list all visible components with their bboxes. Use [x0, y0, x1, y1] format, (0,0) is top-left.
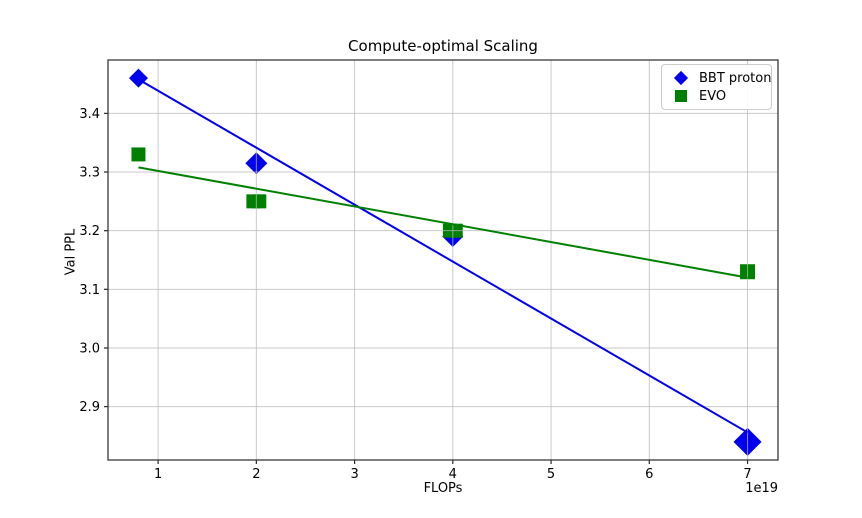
plot-spines: [107, 59, 779, 461]
chart-title: Compute-optimal Scaling: [348, 37, 538, 55]
legend-label: BBT proton: [699, 70, 772, 86]
legend-marker-box: [673, 88, 695, 104]
y-tick-label: 2.9: [79, 400, 100, 415]
y-tick-label: 3.3: [79, 166, 100, 181]
x-tick-label: 4: [449, 467, 457, 482]
legend: BBT proton EVO: [661, 64, 772, 110]
x-tick-label: 6: [645, 467, 653, 482]
evo-marker: [252, 194, 267, 209]
bbt-proton-fit-line: [137, 78, 749, 434]
legend-marker-diamond-icon: [673, 70, 689, 86]
x-axis-label: FLOPs: [423, 481, 463, 496]
evo-marker: [131, 147, 146, 162]
legend-label: EVO: [699, 88, 727, 104]
evo-fit-line: [138, 166, 748, 279]
legend-item: BBT proton: [662, 69, 771, 87]
y-axis-label: Val PPL: [63, 228, 79, 276]
y-tick-label: 3.1: [79, 283, 100, 298]
bbt-proton-marker: [128, 68, 148, 88]
x-tick-label: 1: [154, 467, 162, 482]
legend-item: EVO: [662, 87, 771, 105]
axis-offset-label: 1e19: [745, 481, 778, 496]
x-tick-label: 2: [252, 467, 260, 482]
legend-marker-square-icon: [675, 90, 687, 102]
legend-marker-box: [673, 70, 695, 86]
x-tick-label: 7: [743, 467, 751, 482]
y-tick-label: 3.4: [79, 107, 100, 122]
x-tick-label: 5: [547, 467, 555, 482]
x-tick-label: 3: [350, 467, 358, 482]
y-tick-label: 3.0: [79, 341, 100, 356]
y-tick-label: 3.2: [79, 224, 100, 239]
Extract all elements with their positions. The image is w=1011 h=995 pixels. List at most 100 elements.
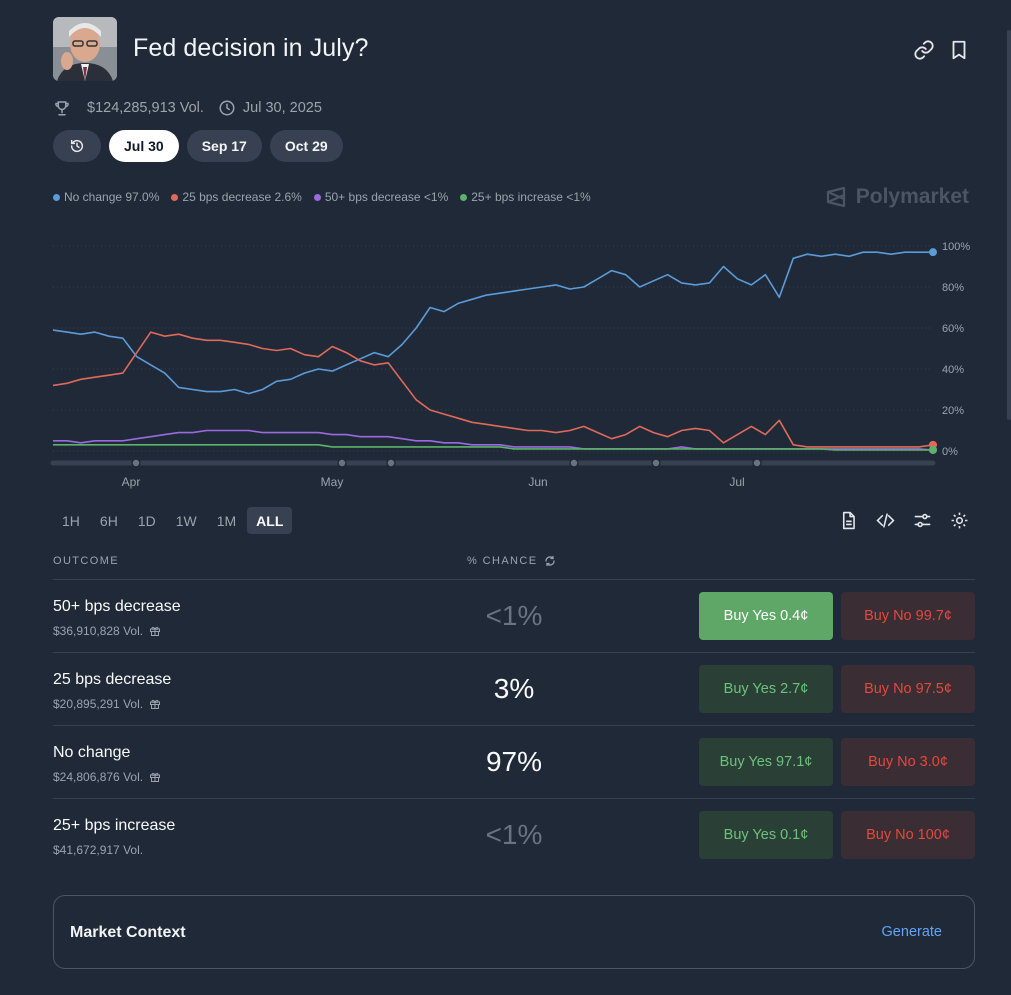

Your goal:
Gather every line above that contains the string "marker", copying each one in full.

Exercise solution:
legend-marker-box: [673, 88, 695, 104]
evo-marker: [252, 194, 267, 209]
legend-marker-diamond-icon: [673, 70, 689, 86]
evo-marker: [131, 147, 146, 162]
bbt-proton-marker: [128, 68, 148, 88]
legend-marker-square-icon: [675, 90, 687, 102]
legend-marker-box: [673, 70, 695, 86]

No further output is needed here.